▶ Figure content listings:
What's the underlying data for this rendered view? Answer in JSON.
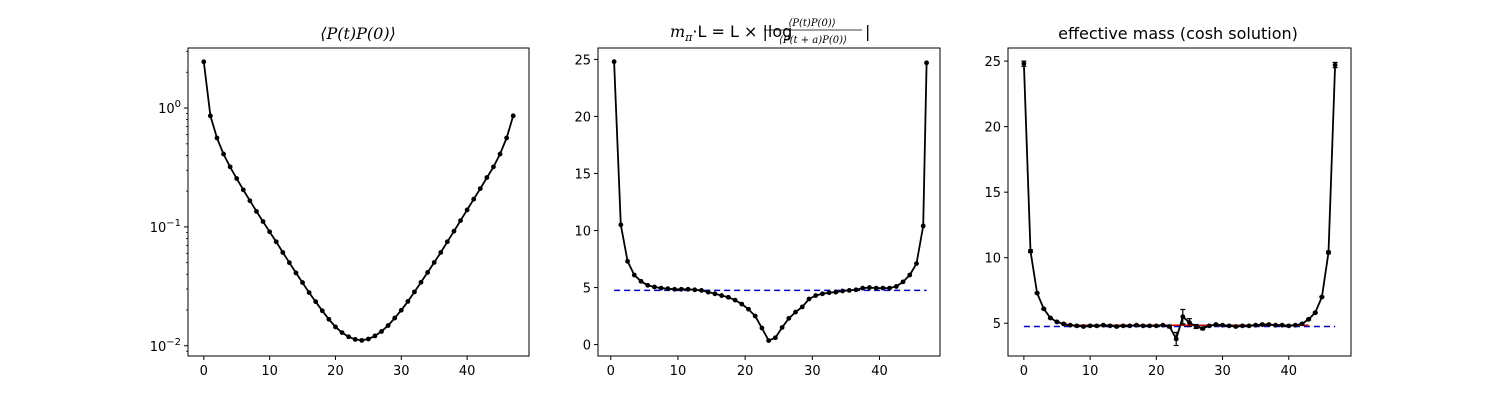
{
  "chart_data": [
    {
      "type": "line",
      "title": "⟨P(t)P(0)⟩",
      "xlabel": "",
      "ylabel": "",
      "yscale": "log",
      "xlim": [
        -2.4,
        49.4
      ],
      "ylim": [
        0.0082,
        3.2
      ],
      "xticks": [
        0,
        10,
        20,
        30,
        40
      ],
      "xtick_labels": [
        "0",
        "10",
        "20",
        "30",
        "40"
      ],
      "yticks": [
        0.01,
        0.1,
        1
      ],
      "ytick_labels": [
        "10⁻²",
        "10⁻¹",
        "10⁰"
      ],
      "series": [
        {
          "color": "#000000",
          "x": [
            0,
            1,
            2,
            3,
            4,
            5,
            6,
            7,
            8,
            9,
            10,
            11,
            12,
            13,
            14,
            15,
            16,
            17,
            18,
            19,
            20,
            21,
            22,
            23,
            24,
            25,
            26,
            27,
            28,
            29,
            30,
            31,
            32,
            33,
            34,
            35,
            36,
            37,
            38,
            39,
            40,
            41,
            42,
            43,
            44,
            45,
            46,
            47
          ],
          "y": [
            2.45,
            0.86,
            0.56,
            0.41,
            0.32,
            0.255,
            0.205,
            0.166,
            0.135,
            0.111,
            0.091,
            0.075,
            0.061,
            0.05,
            0.041,
            0.034,
            0.028,
            0.0235,
            0.0197,
            0.0167,
            0.0144,
            0.0129,
            0.0119,
            0.0113,
            0.0111,
            0.0114,
            0.0121,
            0.0132,
            0.0148,
            0.0171,
            0.0199,
            0.0236,
            0.0284,
            0.0342,
            0.0414,
            0.0502,
            0.061,
            0.075,
            0.092,
            0.113,
            0.139,
            0.171,
            0.21,
            0.26,
            0.32,
            0.41,
            0.56,
            0.86
          ]
        }
      ]
    },
    {
      "type": "line",
      "title": "m_π·L = L × |log ⟨P(t)P(0)⟩ / ⟨P(t+a)P(0)⟩|",
      "title_lhs_m": "m",
      "title_lhs_sub": "π",
      "title_lhs_rest": "·L = L × |log",
      "title_num": "⟨P(t)P(0)⟩",
      "title_den": "⟨P(t + a)P(0)⟩",
      "title_end": "|",
      "xlabel": "",
      "ylabel": "",
      "yscale": "linear",
      "xlim": [
        -1.9,
        49.0
      ],
      "ylim": [
        -1.0,
        26.0
      ],
      "xticks": [
        0,
        10,
        20,
        30,
        40
      ],
      "xtick_labels": [
        "0",
        "10",
        "20",
        "30",
        "40"
      ],
      "yticks": [
        0,
        5,
        10,
        15,
        20,
        25
      ],
      "ytick_labels": [
        "0",
        "5",
        "10",
        "15",
        "20",
        "25"
      ],
      "hline": {
        "y": 4.75,
        "color": "#0000cc",
        "style": "dashed",
        "x_from": 0.5,
        "x_to": 47
      },
      "series": [
        {
          "color": "#000000",
          "x": [
            0.5,
            1.5,
            2.5,
            3.5,
            4.5,
            5.5,
            6.5,
            7.5,
            8.5,
            9.5,
            10.5,
            11.5,
            12.5,
            13.5,
            14.5,
            15.5,
            16.5,
            17.5,
            18.5,
            19.5,
            20.5,
            21.5,
            22.5,
            23.5,
            24.5,
            25.5,
            26.5,
            27.5,
            28.5,
            29.5,
            30.5,
            31.5,
            32.5,
            33.5,
            34.5,
            35.5,
            36.5,
            37.5,
            38.5,
            39.5,
            40.5,
            41.5,
            42.5,
            43.5,
            44.5,
            45.5,
            46.5,
            47.0
          ],
          "y": [
            24.8,
            10.5,
            7.3,
            6.1,
            5.55,
            5.2,
            5.05,
            4.95,
            4.9,
            4.85,
            4.85,
            4.85,
            4.8,
            4.75,
            4.6,
            4.45,
            4.3,
            4.15,
            3.9,
            3.55,
            3.1,
            2.5,
            1.45,
            0.35,
            0.6,
            1.5,
            2.3,
            2.85,
            3.3,
            4.0,
            4.3,
            4.45,
            4.55,
            4.6,
            4.7,
            4.75,
            4.8,
            4.95,
            5.0,
            4.95,
            4.95,
            4.95,
            5.1,
            5.5,
            6.1,
            7.1,
            10.4,
            24.7
          ]
        }
      ]
    },
    {
      "type": "line",
      "title": "effective mass (cosh solution)",
      "xlabel": "",
      "ylabel": "",
      "yscale": "linear",
      "xlim": [
        -2.4,
        49.4
      ],
      "ylim": [
        2.5,
        26.0
      ],
      "xticks": [
        0,
        10,
        20,
        30,
        40
      ],
      "xtick_labels": [
        "0",
        "10",
        "20",
        "30",
        "40"
      ],
      "yticks": [
        5,
        10,
        15,
        20,
        25
      ],
      "ytick_labels": [
        "5",
        "10",
        "15",
        "20",
        "25"
      ],
      "hline": {
        "y": 4.75,
        "color": "#0000cc",
        "style": "dashed",
        "x_from": 0,
        "x_to": 47
      },
      "fit_line": {
        "y": 4.85,
        "color": "#cc0000",
        "x_from": 6,
        "x_to": 43
      },
      "series": [
        {
          "color": "#000000",
          "x": [
            0,
            1,
            2,
            3,
            4,
            5,
            6,
            7,
            8,
            9,
            10,
            11,
            12,
            13,
            14,
            15,
            16,
            17,
            18,
            19,
            20,
            21,
            22,
            23,
            24,
            25,
            26,
            27,
            28,
            29,
            30,
            31,
            32,
            33,
            34,
            35,
            36,
            37,
            38,
            39,
            40,
            41,
            42,
            43,
            44,
            45,
            46,
            47
          ],
          "y": [
            24.8,
            10.5,
            7.3,
            6.1,
            5.4,
            5.1,
            4.95,
            4.85,
            4.8,
            4.75,
            4.8,
            4.8,
            4.85,
            4.8,
            4.75,
            4.8,
            4.8,
            4.85,
            4.8,
            4.8,
            4.8,
            4.85,
            4.75,
            3.8,
            5.5,
            5.05,
            4.75,
            4.6,
            4.8,
            4.9,
            4.85,
            4.8,
            4.75,
            4.8,
            4.8,
            4.85,
            4.9,
            4.9,
            4.85,
            4.85,
            4.8,
            4.85,
            4.95,
            5.3,
            5.8,
            7.0,
            10.4,
            24.7
          ],
          "yerr": [
            0.2,
            0.1,
            0.05,
            0.05,
            0.05,
            0.05,
            0.05,
            0.05,
            0.05,
            0.05,
            0.05,
            0.05,
            0.05,
            0.05,
            0.05,
            0.05,
            0.05,
            0.05,
            0.05,
            0.05,
            0.05,
            0.05,
            0.1,
            0.5,
            0.55,
            0.3,
            0.15,
            0.1,
            0.05,
            0.05,
            0.05,
            0.05,
            0.05,
            0.05,
            0.05,
            0.05,
            0.05,
            0.05,
            0.05,
            0.05,
            0.05,
            0.05,
            0.05,
            0.05,
            0.05,
            0.05,
            0.1,
            0.2
          ]
        }
      ]
    }
  ]
}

▶ EXERCISE GOAL:
Leave out the pictures and copy everything else in the records word for word.

▶ RESULT OF THIS TASK:
What's the underlying data for this rendered view? Answer in JSON.
{
  "chart_data": [
    {
      "type": "line",
      "title": "⟨P(t)P(0)⟩",
      "xlabel": "",
      "ylabel": "",
      "yscale": "log",
      "xlim": [
        -2.4,
        49.4
      ],
      "ylim": [
        0.0082,
        3.2
      ],
      "xticks": [
        0,
        10,
        20,
        30,
        40
      ],
      "xtick_labels": [
        "0",
        "10",
        "20",
        "30",
        "40"
      ],
      "yticks": [
        0.01,
        0.1,
        1
      ],
      "ytick_labels": [
        "10⁻²",
        "10⁻¹",
        "10⁰"
      ],
      "series": [
        {
          "color": "#000000",
          "x": [
            0,
            1,
            2,
            3,
            4,
            5,
            6,
            7,
            8,
            9,
            10,
            11,
            12,
            13,
            14,
            15,
            16,
            17,
            18,
            19,
            20,
            21,
            22,
            23,
            24,
            25,
            26,
            27,
            28,
            29,
            30,
            31,
            32,
            33,
            34,
            35,
            36,
            37,
            38,
            39,
            40,
            41,
            42,
            43,
            44,
            45,
            46,
            47
          ],
          "y": [
            2.45,
            0.86,
            0.56,
            0.41,
            0.32,
            0.255,
            0.205,
            0.166,
            0.135,
            0.111,
            0.091,
            0.075,
            0.061,
            0.05,
            0.041,
            0.034,
            0.028,
            0.0235,
            0.0197,
            0.0167,
            0.0144,
            0.0129,
            0.0119,
            0.0113,
            0.0111,
            0.0114,
            0.0121,
            0.0132,
            0.0148,
            0.0171,
            0.0199,
            0.0236,
            0.0284,
            0.0342,
            0.0414,
            0.0502,
            0.061,
            0.075,
            0.092,
            0.113,
            0.139,
            0.171,
            0.21,
            0.26,
            0.32,
            0.41,
            0.56,
            0.86
          ]
        }
      ]
    },
    {
      "type": "line",
      "title": "m_π·L = L × |log ⟨P(t)P(0)⟩ / ⟨P(t+a)P(0)⟩|",
      "title_lhs_m": "m",
      "title_lhs_sub": "π",
      "title_lhs_rest": "·L = L × |log",
      "title_num": "⟨P(t)P(0)⟩",
      "title_den": "⟨P(t + a)P(0)⟩",
      "title_end": "|",
      "xlabel": "",
      "ylabel": "",
      "yscale": "linear",
      "xlim": [
        -1.9,
        49.0
      ],
      "ylim": [
        -1.0,
        26.0
      ],
      "xticks": [
        0,
        10,
        20,
        30,
        40
      ],
      "xtick_labels": [
        "0",
        "10",
        "20",
        "30",
        "40"
      ],
      "yticks": [
        0,
        5,
        10,
        15,
        20,
        25
      ],
      "ytick_labels": [
        "0",
        "5",
        "10",
        "15",
        "20",
        "25"
      ],
      "hline": {
        "y": 4.75,
        "color": "#0000cc",
        "style": "dashed",
        "x_from": 0.5,
        "x_to": 47
      },
      "series": [
        {
          "color": "#000000",
          "x": [
            0.5,
            1.5,
            2.5,
            3.5,
            4.5,
            5.5,
            6.5,
            7.5,
            8.5,
            9.5,
            10.5,
            11.5,
            12.5,
            13.5,
            14.5,
            15.5,
            16.5,
            17.5,
            18.5,
            19.5,
            20.5,
            21.5,
            22.5,
            23.5,
            24.5,
            25.5,
            26.5,
            27.5,
            28.5,
            29.5,
            30.5,
            31.5,
            32.5,
            33.5,
            34.5,
            35.5,
            36.5,
            37.5,
            38.5,
            39.5,
            40.5,
            41.5,
            42.5,
            43.5,
            44.5,
            45.5,
            46.5,
            47.0
          ],
          "y": [
            24.8,
            10.5,
            7.3,
            6.1,
            5.55,
            5.2,
            5.05,
            4.95,
            4.9,
            4.85,
            4.85,
            4.85,
            4.8,
            4.75,
            4.6,
            4.45,
            4.3,
            4.15,
            3.9,
            3.55,
            3.1,
            2.5,
            1.45,
            0.35,
            0.6,
            1.5,
            2.3,
            2.85,
            3.3,
            4.0,
            4.3,
            4.45,
            4.55,
            4.6,
            4.7,
            4.75,
            4.8,
            4.95,
            5.0,
            4.95,
            4.95,
            4.95,
            5.1,
            5.5,
            6.1,
            7.1,
            10.4,
            24.7
          ]
        }
      ]
    },
    {
      "type": "line",
      "title": "effective mass (cosh solution)",
      "xlabel": "",
      "ylabel": "",
      "yscale": "linear",
      "xlim": [
        -2.4,
        49.4
      ],
      "ylim": [
        2.5,
        26.0
      ],
      "xticks": [
        0,
        10,
        20,
        30,
        40
      ],
      "xtick_labels": [
        "0",
        "10",
        "20",
        "30",
        "40"
      ],
      "yticks": [
        5,
        10,
        15,
        20,
        25
      ],
      "ytick_labels": [
        "5",
        "10",
        "15",
        "20",
        "25"
      ],
      "hline": {
        "y": 4.75,
        "color": "#0000cc",
        "style": "dashed",
        "x_from": 0,
        "x_to": 47
      },
      "fit_line": {
        "y": 4.85,
        "color": "#cc0000",
        "x_from": 6,
        "x_to": 43
      },
      "series": [
        {
          "color": "#000000",
          "x": [
            0,
            1,
            2,
            3,
            4,
            5,
            6,
            7,
            8,
            9,
            10,
            11,
            12,
            13,
            14,
            15,
            16,
            17,
            18,
            19,
            20,
            21,
            22,
            23,
            24,
            25,
            26,
            27,
            28,
            29,
            30,
            31,
            32,
            33,
            34,
            35,
            36,
            37,
            38,
            39,
            40,
            41,
            42,
            43,
            44,
            45,
            46,
            47
          ],
          "y": [
            24.8,
            10.5,
            7.3,
            6.1,
            5.4,
            5.1,
            4.95,
            4.85,
            4.8,
            4.75,
            4.8,
            4.8,
            4.85,
            4.8,
            4.75,
            4.8,
            4.8,
            4.85,
            4.8,
            4.8,
            4.8,
            4.85,
            4.75,
            3.8,
            5.5,
            5.05,
            4.75,
            4.6,
            4.8,
            4.9,
            4.85,
            4.8,
            4.75,
            4.8,
            4.8,
            4.85,
            4.9,
            4.9,
            4.85,
            4.85,
            4.8,
            4.85,
            4.95,
            5.3,
            5.8,
            7.0,
            10.4,
            24.7
          ],
          "yerr": [
            0.2,
            0.1,
            0.05,
            0.05,
            0.05,
            0.05,
            0.05,
            0.05,
            0.05,
            0.05,
            0.05,
            0.05,
            0.05,
            0.05,
            0.05,
            0.05,
            0.05,
            0.05,
            0.05,
            0.05,
            0.05,
            0.05,
            0.1,
            0.5,
            0.55,
            0.3,
            0.15,
            0.1,
            0.05,
            0.05,
            0.05,
            0.05,
            0.05,
            0.05,
            0.05,
            0.05,
            0.05,
            0.05,
            0.05,
            0.05,
            0.05,
            0.05,
            0.05,
            0.05,
            0.05,
            0.05,
            0.1,
            0.2
          ]
        }
      ]
    }
  ]
}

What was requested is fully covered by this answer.